Transcribe every line exactly and omit anything that is a picture.

====== RECORDS TO PROCESS ======

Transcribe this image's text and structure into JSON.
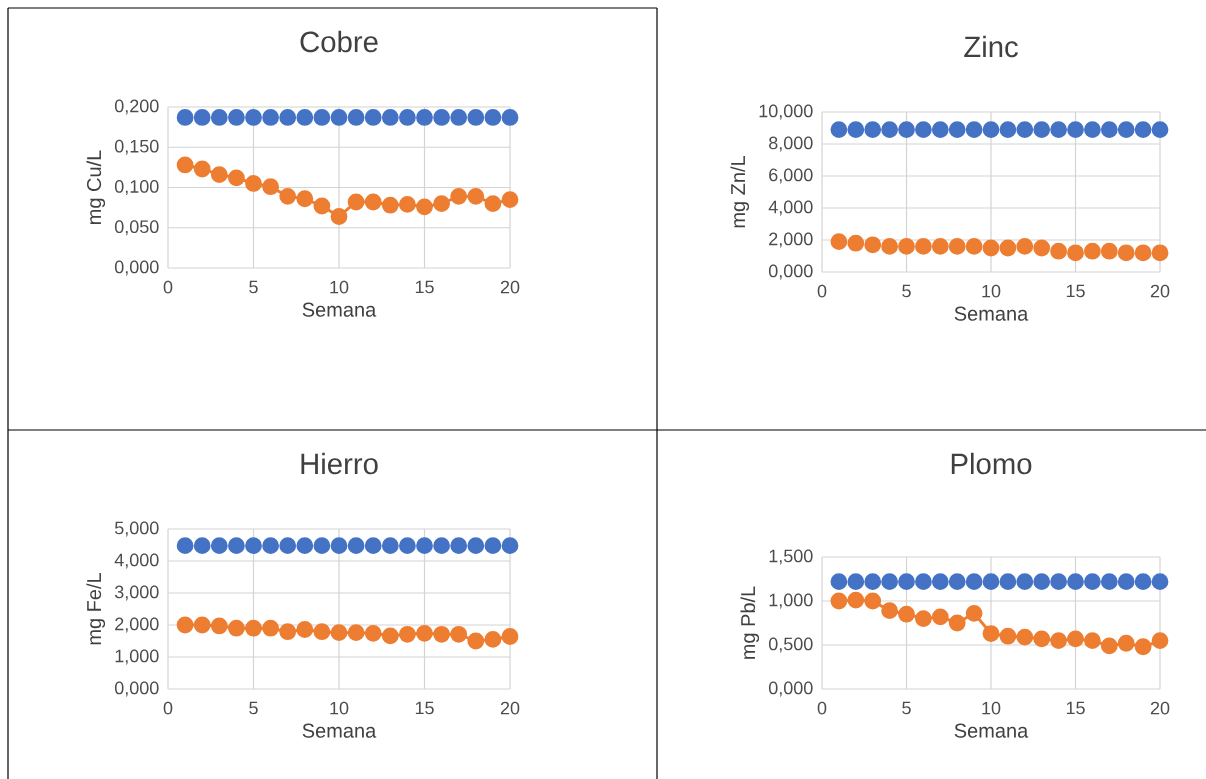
{
  "chart_data": [
    {
      "type": "line",
      "title": "Cobre",
      "xlabel": "Semana",
      "ylabel": "mg Cu/L",
      "x": [
        1,
        2,
        3,
        4,
        5,
        6,
        7,
        8,
        9,
        10,
        11,
        12,
        13,
        14,
        15,
        16,
        17,
        18,
        19,
        20
      ],
      "series": [
        {
          "type": "scatter",
          "color": "#4472c4",
          "values": [
            0.187,
            0.187,
            0.187,
            0.187,
            0.187,
            0.187,
            0.187,
            0.187,
            0.187,
            0.187,
            0.187,
            0.187,
            0.187,
            0.187,
            0.187,
            0.187,
            0.187,
            0.187,
            0.187,
            0.187
          ]
        },
        {
          "color": "#ed7d31",
          "values": [
            0.128,
            0.123,
            0.116,
            0.112,
            0.105,
            0.101,
            0.089,
            0.086,
            0.077,
            0.064,
            0.082,
            0.082,
            0.078,
            0.079,
            0.076,
            0.08,
            0.089,
            0.089,
            0.08,
            0.085
          ]
        }
      ],
      "xlim": [
        0,
        20
      ],
      "xticks": [
        0,
        5,
        10,
        15,
        20
      ],
      "ylim": [
        0,
        0.2
      ],
      "yticks": [
        {
          "value": 0,
          "label": "0,000"
        },
        {
          "value": 0.05,
          "label": "0,050"
        },
        {
          "value": 0.1,
          "label": "0,100"
        },
        {
          "value": 0.15,
          "label": "0,150"
        },
        {
          "value": 0.2,
          "label": "0,200"
        }
      ],
      "grid": true,
      "marker": "circle",
      "line_style": "solid"
    },
    {
      "type": "line",
      "title": "Zinc",
      "xlabel": "Semana",
      "ylabel": "mg Zn/L",
      "x": [
        1,
        2,
        3,
        4,
        5,
        6,
        7,
        8,
        9,
        10,
        11,
        12,
        13,
        14,
        15,
        16,
        17,
        18,
        19,
        20
      ],
      "series": [
        {
          "type": "scatter",
          "color": "#4472c4",
          "values": [
            8.9,
            8.9,
            8.9,
            8.9,
            8.9,
            8.9,
            8.9,
            8.9,
            8.9,
            8.9,
            8.9,
            8.9,
            8.9,
            8.9,
            8.9,
            8.9,
            8.9,
            8.9,
            8.9,
            8.9
          ]
        },
        {
          "type": "scatter",
          "color": "#ed7d31",
          "values": [
            1.9,
            1.8,
            1.7,
            1.6,
            1.6,
            1.6,
            1.6,
            1.6,
            1.6,
            1.5,
            1.5,
            1.6,
            1.5,
            1.3,
            1.2,
            1.3,
            1.3,
            1.2,
            1.2,
            1.2
          ]
        }
      ],
      "xlim": [
        0,
        20
      ],
      "xticks": [
        0,
        5,
        10,
        15,
        20
      ],
      "ylim": [
        0,
        10
      ],
      "yticks": [
        {
          "value": 0,
          "label": "0,000"
        },
        {
          "value": 2,
          "label": "2,000"
        },
        {
          "value": 4,
          "label": "4,000"
        },
        {
          "value": 6,
          "label": "6,000"
        },
        {
          "value": 8,
          "label": "8,000"
        },
        {
          "value": 10,
          "label": "10,000"
        }
      ],
      "grid": true,
      "marker": "circle",
      "line_style": "solid"
    },
    {
      "type": "line",
      "title": "Hierro",
      "xlabel": "Semana",
      "ylabel": "mg Fe/L",
      "x": [
        1,
        2,
        3,
        4,
        5,
        6,
        7,
        8,
        9,
        10,
        11,
        12,
        13,
        14,
        15,
        16,
        17,
        18,
        19,
        20
      ],
      "series": [
        {
          "type": "scatter",
          "color": "#4472c4",
          "values": [
            4.48,
            4.48,
            4.48,
            4.48,
            4.48,
            4.48,
            4.48,
            4.48,
            4.48,
            4.48,
            4.48,
            4.48,
            4.48,
            4.48,
            4.48,
            4.48,
            4.48,
            4.48,
            4.48,
            4.48
          ]
        },
        {
          "color": "#ed7d31",
          "values": [
            2.0,
            2.0,
            1.97,
            1.9,
            1.9,
            1.9,
            1.79,
            1.86,
            1.79,
            1.76,
            1.76,
            1.74,
            1.66,
            1.71,
            1.74,
            1.71,
            1.71,
            1.5,
            1.55,
            1.64
          ]
        }
      ],
      "xlim": [
        0,
        20
      ],
      "xticks": [
        0,
        5,
        10,
        15,
        20
      ],
      "ylim": [
        0,
        5
      ],
      "yticks": [
        {
          "value": 0,
          "label": "0,000"
        },
        {
          "value": 1,
          "label": "1,000"
        },
        {
          "value": 2,
          "label": "2,000"
        },
        {
          "value": 3,
          "label": "3,000"
        },
        {
          "value": 4,
          "label": "4,000"
        },
        {
          "value": 5,
          "label": "5,000"
        }
      ],
      "grid": true,
      "marker": "circle",
      "line_style": "solid"
    },
    {
      "type": "line",
      "title": "Plomo",
      "xlabel": "Semana",
      "ylabel": "mg Pb/L",
      "x": [
        1,
        2,
        3,
        4,
        5,
        6,
        7,
        8,
        9,
        10,
        11,
        12,
        13,
        14,
        15,
        16,
        17,
        18,
        19,
        20
      ],
      "series": [
        {
          "type": "scatter",
          "color": "#4472c4",
          "values": [
            1.22,
            1.22,
            1.22,
            1.22,
            1.22,
            1.22,
            1.22,
            1.22,
            1.22,
            1.22,
            1.22,
            1.22,
            1.22,
            1.22,
            1.22,
            1.22,
            1.22,
            1.22,
            1.22,
            1.22
          ]
        },
        {
          "color": "#ed7d31",
          "values": [
            1.0,
            1.01,
            1.0,
            0.89,
            0.85,
            0.8,
            0.82,
            0.75,
            0.86,
            0.63,
            0.6,
            0.59,
            0.57,
            0.55,
            0.57,
            0.55,
            0.49,
            0.52,
            0.48,
            0.55
          ]
        }
      ],
      "xlim": [
        0,
        20
      ],
      "xticks": [
        0,
        5,
        10,
        15,
        20
      ],
      "ylim": [
        0,
        1.5
      ],
      "yticks": [
        {
          "value": 0,
          "label": "0,000"
        },
        {
          "value": 0.5,
          "label": "0,500"
        },
        {
          "value": 1,
          "label": "1,000"
        },
        {
          "value": 1.5,
          "label": "1,500"
        }
      ],
      "grid": true,
      "marker": "circle",
      "line_style": "solid"
    }
  ]
}
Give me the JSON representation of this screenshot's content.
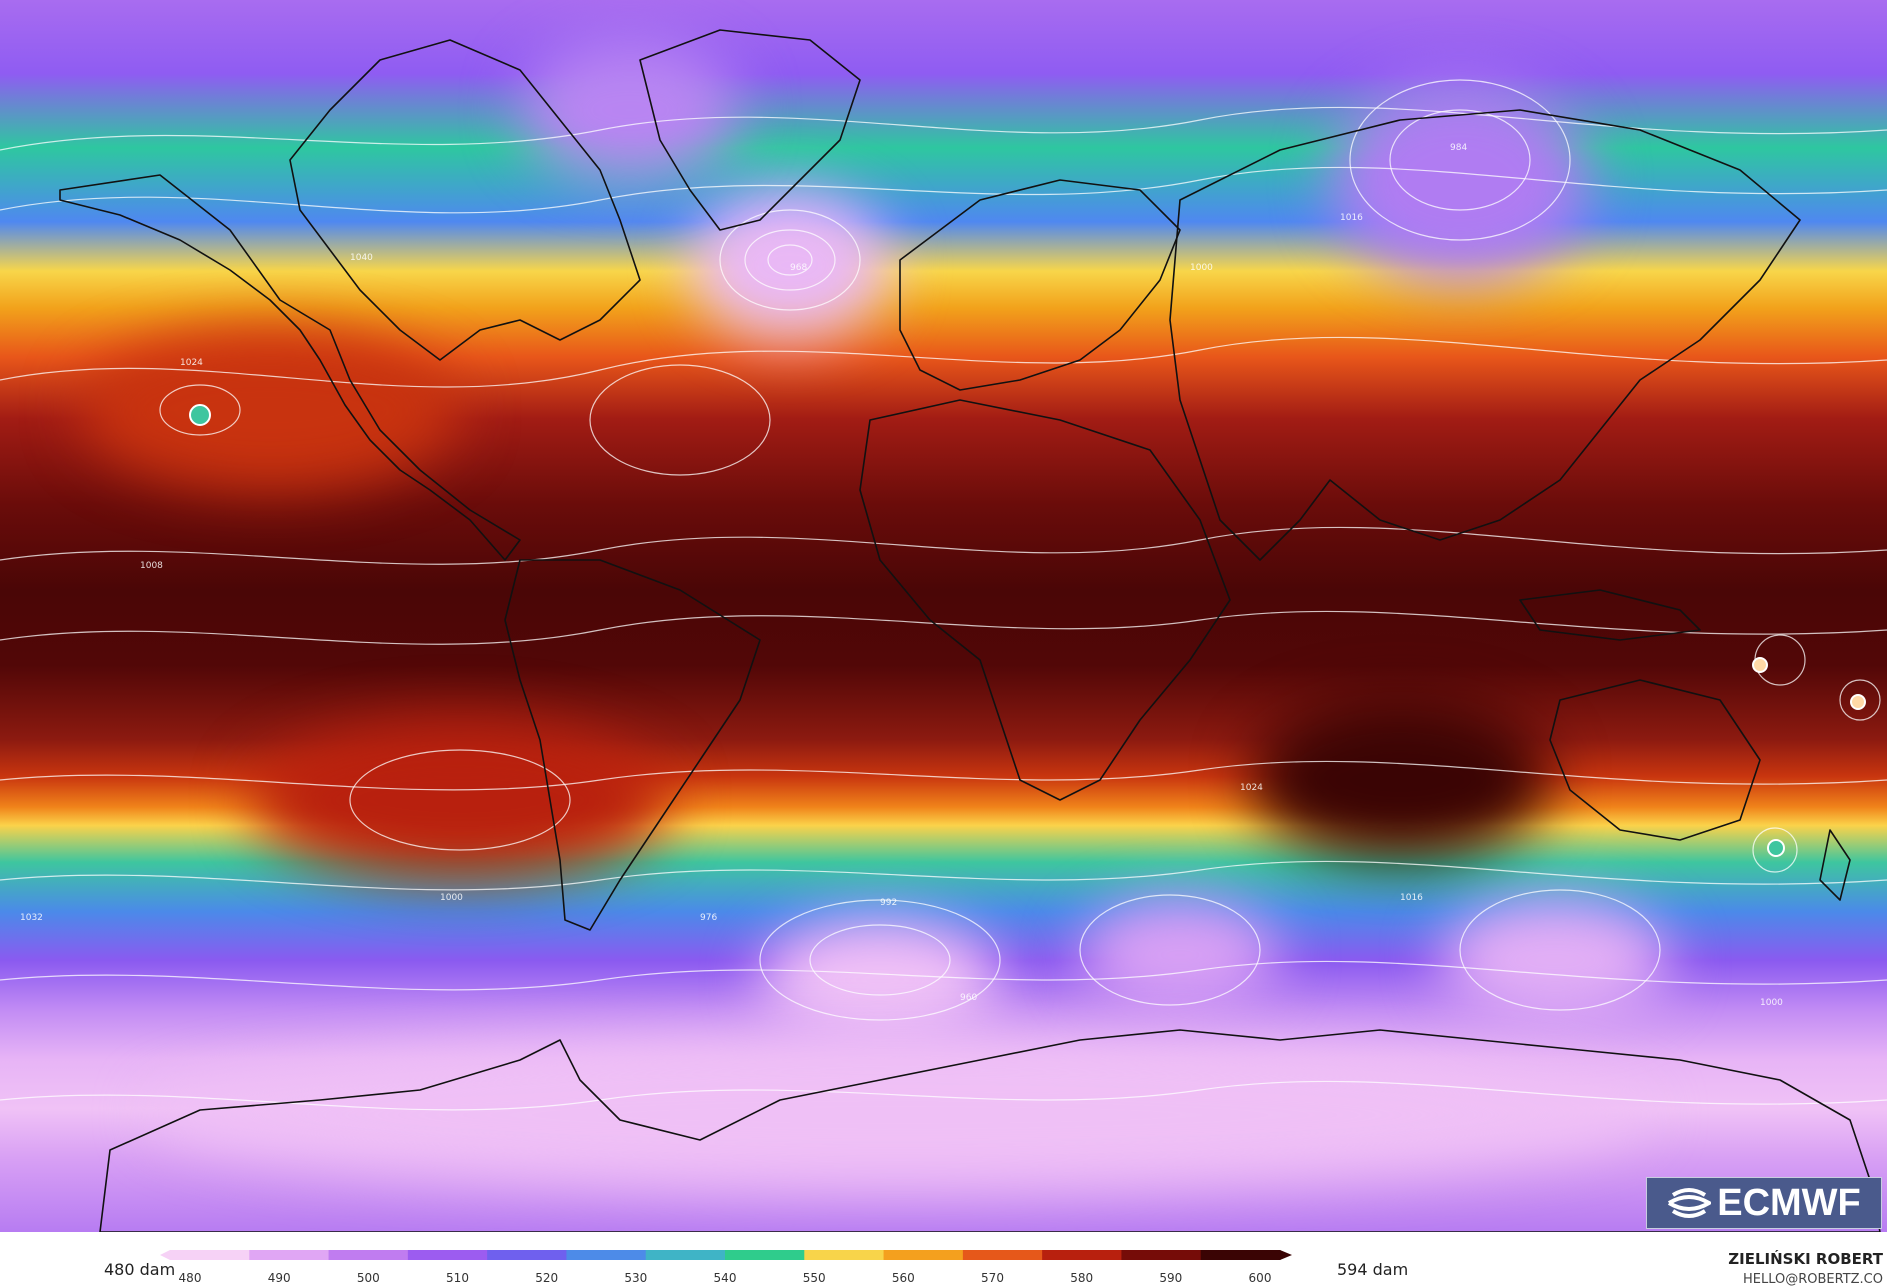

======

SOLUTION TO THE PROBLEM>
Transcribe this image's text and structure into JSON.
{
  "chart_data": [
    {
      "type": "line",
      "title": "Cobre",
      "xlabel": "Semana",
      "ylabel": "mg Cu/L",
      "x": [
        1,
        2,
        3,
        4,
        5,
        6,
        7,
        8,
        9,
        10,
        11,
        12,
        13,
        14,
        15,
        16,
        17,
        18,
        19,
        20
      ],
      "series": [
        {
          "type": "scatter",
          "color": "#4472c4",
          "values": [
            0.187,
            0.187,
            0.187,
            0.187,
            0.187,
            0.187,
            0.187,
            0.187,
            0.187,
            0.187,
            0.187,
            0.187,
            0.187,
            0.187,
            0.187,
            0.187,
            0.187,
            0.187,
            0.187,
            0.187
          ]
        },
        {
          "color": "#ed7d31",
          "values": [
            0.128,
            0.123,
            0.116,
            0.112,
            0.105,
            0.101,
            0.089,
            0.086,
            0.077,
            0.064,
            0.082,
            0.082,
            0.078,
            0.079,
            0.076,
            0.08,
            0.089,
            0.089,
            0.08,
            0.085
          ]
        }
      ],
      "xlim": [
        0,
        20
      ],
      "xticks": [
        0,
        5,
        10,
        15,
        20
      ],
      "ylim": [
        0,
        0.2
      ],
      "yticks": [
        {
          "value": 0,
          "label": "0,000"
        },
        {
          "value": 0.05,
          "label": "0,050"
        },
        {
          "value": 0.1,
          "label": "0,100"
        },
        {
          "value": 0.15,
          "label": "0,150"
        },
        {
          "value": 0.2,
          "label": "0,200"
        }
      ],
      "grid": true,
      "marker": "circle",
      "line_style": "solid"
    },
    {
      "type": "line",
      "title": "Zinc",
      "xlabel": "Semana",
      "ylabel": "mg Zn/L",
      "x": [
        1,
        2,
        3,
        4,
        5,
        6,
        7,
        8,
        9,
        10,
        11,
        12,
        13,
        14,
        15,
        16,
        17,
        18,
        19,
        20
      ],
      "series": [
        {
          "type": "scatter",
          "color": "#4472c4",
          "values": [
            8.9,
            8.9,
            8.9,
            8.9,
            8.9,
            8.9,
            8.9,
            8.9,
            8.9,
            8.9,
            8.9,
            8.9,
            8.9,
            8.9,
            8.9,
            8.9,
            8.9,
            8.9,
            8.9,
            8.9
          ]
        },
        {
          "type": "scatter",
          "color": "#ed7d31",
          "values": [
            1.9,
            1.8,
            1.7,
            1.6,
            1.6,
            1.6,
            1.6,
            1.6,
            1.6,
            1.5,
            1.5,
            1.6,
            1.5,
            1.3,
            1.2,
            1.3,
            1.3,
            1.2,
            1.2,
            1.2
          ]
        }
      ],
      "xlim": [
        0,
        20
      ],
      "xticks": [
        0,
        5,
        10,
        15,
        20
      ],
      "ylim": [
        0,
        10
      ],
      "yticks": [
        {
          "value": 0,
          "label": "0,000"
        },
        {
          "value": 2,
          "label": "2,000"
        },
        {
          "value": 4,
          "label": "4,000"
        },
        {
          "value": 6,
          "label": "6,000"
        },
        {
          "value": 8,
          "label": "8,000"
        },
        {
          "value": 10,
          "label": "10,000"
        }
      ],
      "grid": true,
      "marker": "circle",
      "line_style": "solid"
    },
    {
      "type": "line",
      "title": "Hierro",
      "xlabel": "Semana",
      "ylabel": "mg Fe/L",
      "x": [
        1,
        2,
        3,
        4,
        5,
        6,
        7,
        8,
        9,
        10,
        11,
        12,
        13,
        14,
        15,
        16,
        17,
        18,
        19,
        20
      ],
      "series": [
        {
          "type": "scatter",
          "color": "#4472c4",
          "values": [
            4.48,
            4.48,
            4.48,
            4.48,
            4.48,
            4.48,
            4.48,
            4.48,
            4.48,
            4.48,
            4.48,
            4.48,
            4.48,
            4.48,
            4.48,
            4.48,
            4.48,
            4.48,
            4.48,
            4.48
          ]
        },
        {
          "color": "#ed7d31",
          "values": [
            2.0,
            2.0,
            1.97,
            1.9,
            1.9,
            1.9,
            1.79,
            1.86,
            1.79,
            1.76,
            1.76,
            1.74,
            1.66,
            1.71,
            1.74,
            1.71,
            1.71,
            1.5,
            1.55,
            1.64
          ]
        }
      ],
      "xlim": [
        0,
        20
      ],
      "xticks": [
        0,
        5,
        10,
        15,
        20
      ],
      "ylim": [
        0,
        5
      ],
      "yticks": [
        {
          "value": 0,
          "label": "0,000"
        },
        {
          "value": 1,
          "label": "1,000"
        },
        {
          "value": 2,
          "label": "2,000"
        },
        {
          "value": 3,
          "label": "3,000"
        },
        {
          "value": 4,
          "label": "4,000"
        },
        {
          "value": 5,
          "label": "5,000"
        }
      ],
      "grid": true,
      "marker": "circle",
      "line_style": "solid"
    },
    {
      "type": "line",
      "title": "Plomo",
      "xlabel": "Semana",
      "ylabel": "mg Pb/L",
      "x": [
        1,
        2,
        3,
        4,
        5,
        6,
        7,
        8,
        9,
        10,
        11,
        12,
        13,
        14,
        15,
        16,
        17,
        18,
        19,
        20
      ],
      "series": [
        {
          "type": "scatter",
          "color": "#4472c4",
          "values": [
            1.22,
            1.22,
            1.22,
            1.22,
            1.22,
            1.22,
            1.22,
            1.22,
            1.22,
            1.22,
            1.22,
            1.22,
            1.22,
            1.22,
            1.22,
            1.22,
            1.22,
            1.22,
            1.22,
            1.22
          ]
        },
        {
          "color": "#ed7d31",
          "values": [
            1.0,
            1.01,
            1.0,
            0.89,
            0.85,
            0.8,
            0.82,
            0.75,
            0.86,
            0.63,
            0.6,
            0.59,
            0.57,
            0.55,
            0.57,
            0.55,
            0.49,
            0.52,
            0.48,
            0.55
          ]
        }
      ],
      "xlim": [
        0,
        20
      ],
      "xticks": [
        0,
        5,
        10,
        15,
        20
      ],
      "ylim": [
        0,
        1.5
      ],
      "yticks": [
        {
          "value": 0,
          "label": "0,000"
        },
        {
          "value": 0.5,
          "label": "0,500"
        },
        {
          "value": 1,
          "label": "1,000"
        },
        {
          "value": 1.5,
          "label": "1,500"
        }
      ],
      "grid": true,
      "marker": "circle",
      "line_style": "solid"
    }
  ]
}
Give me the JSON representation of this screenshot's content.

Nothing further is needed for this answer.